* Recorded data:
■ ■ ■

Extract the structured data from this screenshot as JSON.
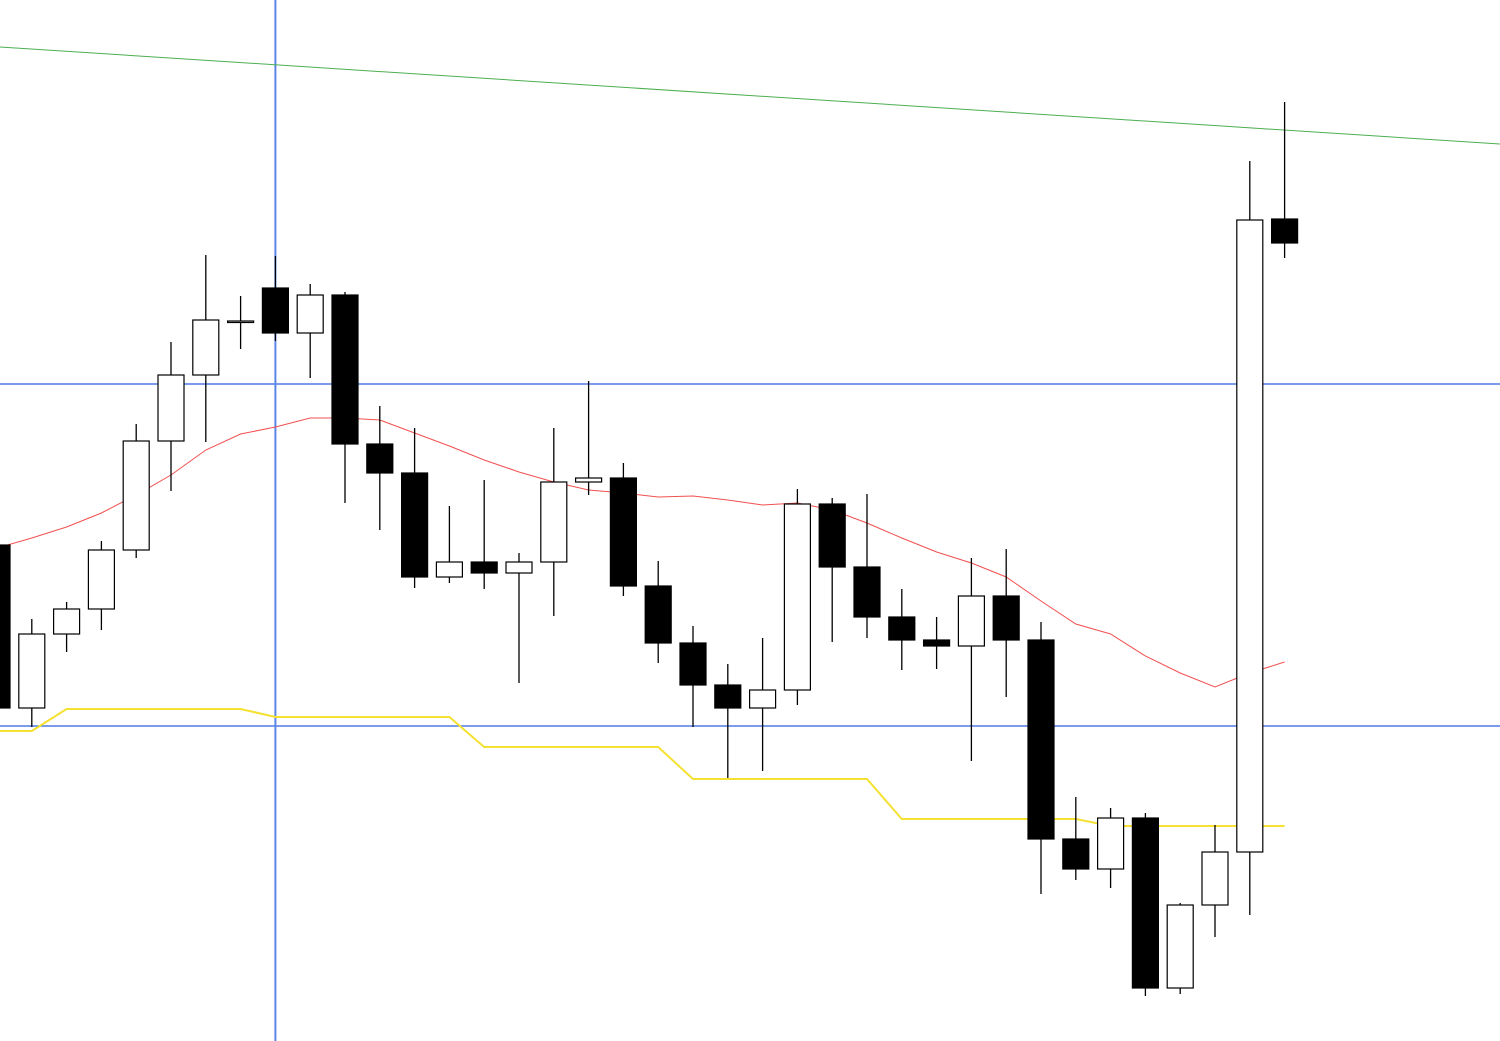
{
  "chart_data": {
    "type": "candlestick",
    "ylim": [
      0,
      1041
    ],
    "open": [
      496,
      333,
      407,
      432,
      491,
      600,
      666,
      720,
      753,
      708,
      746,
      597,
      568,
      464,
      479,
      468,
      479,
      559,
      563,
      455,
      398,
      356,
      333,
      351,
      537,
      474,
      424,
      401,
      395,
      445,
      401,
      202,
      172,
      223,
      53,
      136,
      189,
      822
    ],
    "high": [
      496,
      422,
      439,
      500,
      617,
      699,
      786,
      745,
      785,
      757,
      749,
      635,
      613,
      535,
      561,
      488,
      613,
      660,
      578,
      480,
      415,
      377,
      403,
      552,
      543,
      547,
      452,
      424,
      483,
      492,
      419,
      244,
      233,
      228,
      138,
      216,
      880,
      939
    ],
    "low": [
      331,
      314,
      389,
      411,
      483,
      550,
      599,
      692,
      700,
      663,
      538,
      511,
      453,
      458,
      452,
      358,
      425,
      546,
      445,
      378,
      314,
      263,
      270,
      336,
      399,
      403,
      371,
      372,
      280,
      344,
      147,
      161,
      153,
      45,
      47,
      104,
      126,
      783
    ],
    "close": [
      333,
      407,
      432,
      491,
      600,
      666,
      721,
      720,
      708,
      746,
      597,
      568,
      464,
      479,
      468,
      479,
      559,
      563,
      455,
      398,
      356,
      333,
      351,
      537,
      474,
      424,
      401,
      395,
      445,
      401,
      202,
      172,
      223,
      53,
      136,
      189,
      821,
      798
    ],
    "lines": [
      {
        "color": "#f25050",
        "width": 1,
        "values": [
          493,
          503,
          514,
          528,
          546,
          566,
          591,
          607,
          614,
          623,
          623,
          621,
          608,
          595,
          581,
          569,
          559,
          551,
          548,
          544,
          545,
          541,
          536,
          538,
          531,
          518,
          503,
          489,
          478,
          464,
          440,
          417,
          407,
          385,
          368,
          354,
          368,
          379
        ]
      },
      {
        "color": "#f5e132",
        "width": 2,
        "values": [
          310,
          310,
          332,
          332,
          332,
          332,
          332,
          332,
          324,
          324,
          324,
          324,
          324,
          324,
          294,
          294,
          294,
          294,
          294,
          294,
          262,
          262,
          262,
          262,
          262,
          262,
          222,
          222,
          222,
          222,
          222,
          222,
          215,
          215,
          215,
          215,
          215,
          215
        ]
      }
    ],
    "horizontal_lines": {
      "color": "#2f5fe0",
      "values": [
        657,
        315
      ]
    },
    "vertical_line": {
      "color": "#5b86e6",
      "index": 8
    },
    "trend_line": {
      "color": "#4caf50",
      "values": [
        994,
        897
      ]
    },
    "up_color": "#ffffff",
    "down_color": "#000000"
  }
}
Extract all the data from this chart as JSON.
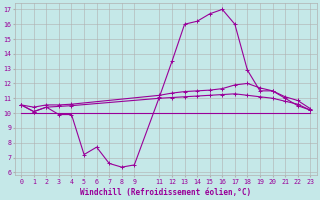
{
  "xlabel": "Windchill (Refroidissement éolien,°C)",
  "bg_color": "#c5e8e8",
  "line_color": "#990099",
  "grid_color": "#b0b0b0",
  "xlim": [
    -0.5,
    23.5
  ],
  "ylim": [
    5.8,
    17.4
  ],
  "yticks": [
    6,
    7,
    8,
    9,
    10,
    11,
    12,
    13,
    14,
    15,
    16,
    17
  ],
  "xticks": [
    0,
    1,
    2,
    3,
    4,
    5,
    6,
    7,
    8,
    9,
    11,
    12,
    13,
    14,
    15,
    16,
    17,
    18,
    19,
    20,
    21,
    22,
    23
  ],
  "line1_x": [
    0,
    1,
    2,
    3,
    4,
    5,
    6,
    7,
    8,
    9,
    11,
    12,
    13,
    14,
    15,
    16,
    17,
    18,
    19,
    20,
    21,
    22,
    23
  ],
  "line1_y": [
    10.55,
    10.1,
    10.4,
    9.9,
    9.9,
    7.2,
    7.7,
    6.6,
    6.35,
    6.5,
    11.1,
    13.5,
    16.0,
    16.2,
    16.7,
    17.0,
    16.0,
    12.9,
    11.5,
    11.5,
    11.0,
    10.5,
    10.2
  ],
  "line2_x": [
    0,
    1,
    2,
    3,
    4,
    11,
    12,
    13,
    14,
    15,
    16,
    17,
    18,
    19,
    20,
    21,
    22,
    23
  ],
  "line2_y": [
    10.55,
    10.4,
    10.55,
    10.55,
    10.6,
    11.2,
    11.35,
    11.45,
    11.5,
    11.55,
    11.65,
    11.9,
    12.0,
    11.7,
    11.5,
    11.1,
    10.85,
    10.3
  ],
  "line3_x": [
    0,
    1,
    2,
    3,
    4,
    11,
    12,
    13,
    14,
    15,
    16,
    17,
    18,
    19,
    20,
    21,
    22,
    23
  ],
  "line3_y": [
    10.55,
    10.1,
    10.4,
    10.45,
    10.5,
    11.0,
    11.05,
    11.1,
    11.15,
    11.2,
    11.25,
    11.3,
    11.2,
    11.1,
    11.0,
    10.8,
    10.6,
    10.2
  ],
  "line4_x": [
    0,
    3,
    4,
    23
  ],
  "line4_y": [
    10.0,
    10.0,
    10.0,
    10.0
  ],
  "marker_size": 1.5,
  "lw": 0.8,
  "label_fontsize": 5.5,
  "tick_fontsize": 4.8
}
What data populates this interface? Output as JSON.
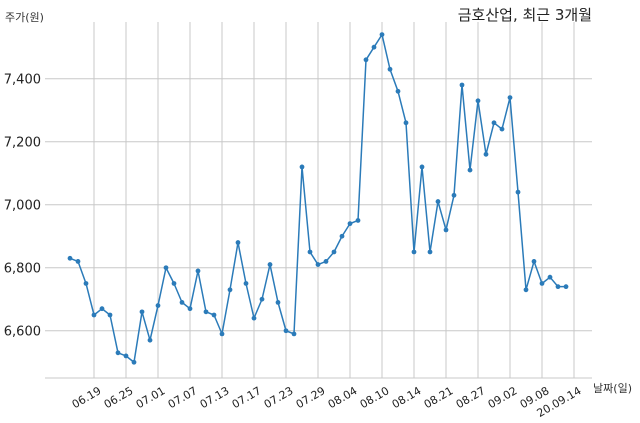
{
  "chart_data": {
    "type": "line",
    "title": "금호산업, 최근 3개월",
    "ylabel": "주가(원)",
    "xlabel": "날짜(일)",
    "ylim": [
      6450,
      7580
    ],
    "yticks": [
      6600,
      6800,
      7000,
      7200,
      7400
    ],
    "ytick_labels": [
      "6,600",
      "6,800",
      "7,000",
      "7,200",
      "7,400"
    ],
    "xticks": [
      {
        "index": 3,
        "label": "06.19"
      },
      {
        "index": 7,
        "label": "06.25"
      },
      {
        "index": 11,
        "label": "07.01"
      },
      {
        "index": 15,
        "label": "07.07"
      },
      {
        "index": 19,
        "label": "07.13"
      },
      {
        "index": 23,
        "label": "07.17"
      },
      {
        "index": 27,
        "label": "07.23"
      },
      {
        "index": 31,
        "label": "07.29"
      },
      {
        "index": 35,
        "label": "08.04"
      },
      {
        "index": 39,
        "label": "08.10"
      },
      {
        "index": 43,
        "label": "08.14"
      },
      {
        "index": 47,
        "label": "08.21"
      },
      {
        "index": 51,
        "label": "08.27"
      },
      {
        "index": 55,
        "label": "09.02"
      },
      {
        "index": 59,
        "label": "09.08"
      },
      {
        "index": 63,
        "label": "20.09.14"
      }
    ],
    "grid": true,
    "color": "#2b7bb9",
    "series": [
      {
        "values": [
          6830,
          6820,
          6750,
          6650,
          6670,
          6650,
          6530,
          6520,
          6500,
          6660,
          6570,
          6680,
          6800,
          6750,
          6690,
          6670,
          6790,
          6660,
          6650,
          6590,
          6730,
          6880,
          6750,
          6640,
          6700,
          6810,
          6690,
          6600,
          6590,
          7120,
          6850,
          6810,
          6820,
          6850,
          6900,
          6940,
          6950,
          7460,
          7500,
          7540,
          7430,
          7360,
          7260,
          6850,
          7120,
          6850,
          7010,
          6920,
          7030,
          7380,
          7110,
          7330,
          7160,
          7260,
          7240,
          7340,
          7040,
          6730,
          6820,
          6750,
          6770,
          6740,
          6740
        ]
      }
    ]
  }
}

■ ■ ■

From the listing, extract all text exactly as given and drop any picture.

Extract the structured data from this screenshot as JSON.
{
  "chart_data": {
    "type": "candlestick",
    "ylim": [
      0,
      1041
    ],
    "open": [
      496,
      333,
      407,
      432,
      491,
      600,
      666,
      720,
      753,
      708,
      746,
      597,
      568,
      464,
      479,
      468,
      479,
      559,
      563,
      455,
      398,
      356,
      333,
      351,
      537,
      474,
      424,
      401,
      395,
      445,
      401,
      202,
      172,
      223,
      53,
      136,
      189,
      822
    ],
    "high": [
      496,
      422,
      439,
      500,
      617,
      699,
      786,
      745,
      785,
      757,
      749,
      635,
      613,
      535,
      561,
      488,
      613,
      660,
      578,
      480,
      415,
      377,
      403,
      552,
      543,
      547,
      452,
      424,
      483,
      492,
      419,
      244,
      233,
      228,
      138,
      216,
      880,
      939
    ],
    "low": [
      331,
      314,
      389,
      411,
      483,
      550,
      599,
      692,
      700,
      663,
      538,
      511,
      453,
      458,
      452,
      358,
      425,
      546,
      445,
      378,
      314,
      263,
      270,
      336,
      399,
      403,
      371,
      372,
      280,
      344,
      147,
      161,
      153,
      45,
      47,
      104,
      126,
      783
    ],
    "close": [
      333,
      407,
      432,
      491,
      600,
      666,
      721,
      720,
      708,
      746,
      597,
      568,
      464,
      479,
      468,
      479,
      559,
      563,
      455,
      398,
      356,
      333,
      351,
      537,
      474,
      424,
      401,
      395,
      445,
      401,
      202,
      172,
      223,
      53,
      136,
      189,
      821,
      798
    ],
    "lines": [
      {
        "color": "#f25050",
        "width": 1,
        "values": [
          493,
          503,
          514,
          528,
          546,
          566,
          591,
          607,
          614,
          623,
          623,
          621,
          608,
          595,
          581,
          569,
          559,
          551,
          548,
          544,
          545,
          541,
          536,
          538,
          531,
          518,
          503,
          489,
          478,
          464,
          440,
          417,
          407,
          385,
          368,
          354,
          368,
          379
        ]
      },
      {
        "color": "#f5e132",
        "width": 2,
        "values": [
          310,
          310,
          332,
          332,
          332,
          332,
          332,
          332,
          324,
          324,
          324,
          324,
          324,
          324,
          294,
          294,
          294,
          294,
          294,
          294,
          262,
          262,
          262,
          262,
          262,
          262,
          222,
          222,
          222,
          222,
          222,
          222,
          215,
          215,
          215,
          215,
          215,
          215
        ]
      }
    ],
    "horizontal_lines": {
      "color": "#2f5fe0",
      "values": [
        657,
        315
      ]
    },
    "vertical_line": {
      "color": "#5b86e6",
      "index": 8
    },
    "trend_line": {
      "color": "#4caf50",
      "values": [
        994,
        897
      ]
    },
    "up_color": "#ffffff",
    "down_color": "#000000"
  }
}
Extract all the data from this chart as JSON.
{
  "xlabel": "Windchill (Refroidissement éolien,°C)",
  "bg_color": "#c5e8e8",
  "line_color": "#990099",
  "grid_color": "#b0b0b0",
  "xlim": [
    -0.5,
    23.5
  ],
  "ylim": [
    5.8,
    17.4
  ],
  "yticks": [
    6,
    7,
    8,
    9,
    10,
    11,
    12,
    13,
    14,
    15,
    16,
    17
  ],
  "xticks": [
    0,
    1,
    2,
    3,
    4,
    5,
    6,
    7,
    8,
    9,
    11,
    12,
    13,
    14,
    15,
    16,
    17,
    18,
    19,
    20,
    21,
    22,
    23
  ],
  "line1_x": [
    0,
    1,
    2,
    3,
    4,
    5,
    6,
    7,
    8,
    9,
    11,
    12,
    13,
    14,
    15,
    16,
    17,
    18,
    19,
    20,
    21,
    22,
    23
  ],
  "line1_y": [
    10.55,
    10.1,
    10.4,
    9.9,
    9.9,
    7.2,
    7.7,
    6.6,
    6.35,
    6.5,
    11.1,
    13.5,
    16.0,
    16.2,
    16.7,
    17.0,
    16.0,
    12.9,
    11.5,
    11.5,
    11.0,
    10.5,
    10.2
  ],
  "line2_x": [
    0,
    1,
    2,
    3,
    4,
    11,
    12,
    13,
    14,
    15,
    16,
    17,
    18,
    19,
    20,
    21,
    22,
    23
  ],
  "line2_y": [
    10.55,
    10.4,
    10.55,
    10.55,
    10.6,
    11.2,
    11.35,
    11.45,
    11.5,
    11.55,
    11.65,
    11.9,
    12.0,
    11.7,
    11.5,
    11.1,
    10.85,
    10.3
  ],
  "line3_x": [
    0,
    1,
    2,
    3,
    4,
    11,
    12,
    13,
    14,
    15,
    16,
    17,
    18,
    19,
    20,
    21,
    22,
    23
  ],
  "line3_y": [
    10.55,
    10.1,
    10.4,
    10.45,
    10.5,
    11.0,
    11.05,
    11.1,
    11.15,
    11.2,
    11.25,
    11.3,
    11.2,
    11.1,
    11.0,
    10.8,
    10.6,
    10.2
  ],
  "line4_x": [
    0,
    3,
    4,
    23
  ],
  "line4_y": [
    10.0,
    10.0,
    10.0,
    10.0
  ],
  "marker_size": 1.5,
  "lw": 0.8,
  "label_fontsize": 5.5,
  "tick_fontsize": 4.8
}
What data populates this interface? Output as JSON.
{
  "chart_data": {
    "type": "line",
    "title": "금호산업, 최근 3개월",
    "ylabel": "주가(원)",
    "xlabel": "날짜(일)",
    "ylim": [
      6450,
      7580
    ],
    "yticks": [
      6600,
      6800,
      7000,
      7200,
      7400
    ],
    "ytick_labels": [
      "6,600",
      "6,800",
      "7,000",
      "7,200",
      "7,400"
    ],
    "xticks": [
      {
        "index": 3,
        "label": "06.19"
      },
      {
        "index": 7,
        "label": "06.25"
      },
      {
        "index": 11,
        "label": "07.01"
      },
      {
        "index": 15,
        "label": "07.07"
      },
      {
        "index": 19,
        "label": "07.13"
      },
      {
        "index": 23,
        "label": "07.17"
      },
      {
        "index": 27,
        "label": "07.23"
      },
      {
        "index": 31,
        "label": "07.29"
      },
      {
        "index": 35,
        "label": "08.04"
      },
      {
        "index": 39,
        "label": "08.10"
      },
      {
        "index": 43,
        "label": "08.14"
      },
      {
        "index": 47,
        "label": "08.21"
      },
      {
        "index": 51,
        "label": "08.27"
      },
      {
        "index": 55,
        "label": "09.02"
      },
      {
        "index": 59,
        "label": "09.08"
      },
      {
        "index": 63,
        "label": "20.09.14"
      }
    ],
    "grid": true,
    "color": "#2b7bb9",
    "series": [
      {
        "values": [
          6830,
          6820,
          6750,
          6650,
          6670,
          6650,
          6530,
          6520,
          6500,
          6660,
          6570,
          6680,
          6800,
          6750,
          6690,
          6670,
          6790,
          6660,
          6650,
          6590,
          6730,
          6880,
          6750,
          6640,
          6700,
          6810,
          6690,
          6600,
          6590,
          7120,
          6850,
          6810,
          6820,
          6850,
          6900,
          6940,
          6950,
          7460,
          7500,
          7540,
          7430,
          7360,
          7260,
          6850,
          7120,
          6850,
          7010,
          6920,
          7030,
          7380,
          7110,
          7330,
          7160,
          7260,
          7240,
          7340,
          7040,
          6730,
          6820,
          6750,
          6770,
          6740,
          6740
        ]
      }
    ]
  }
}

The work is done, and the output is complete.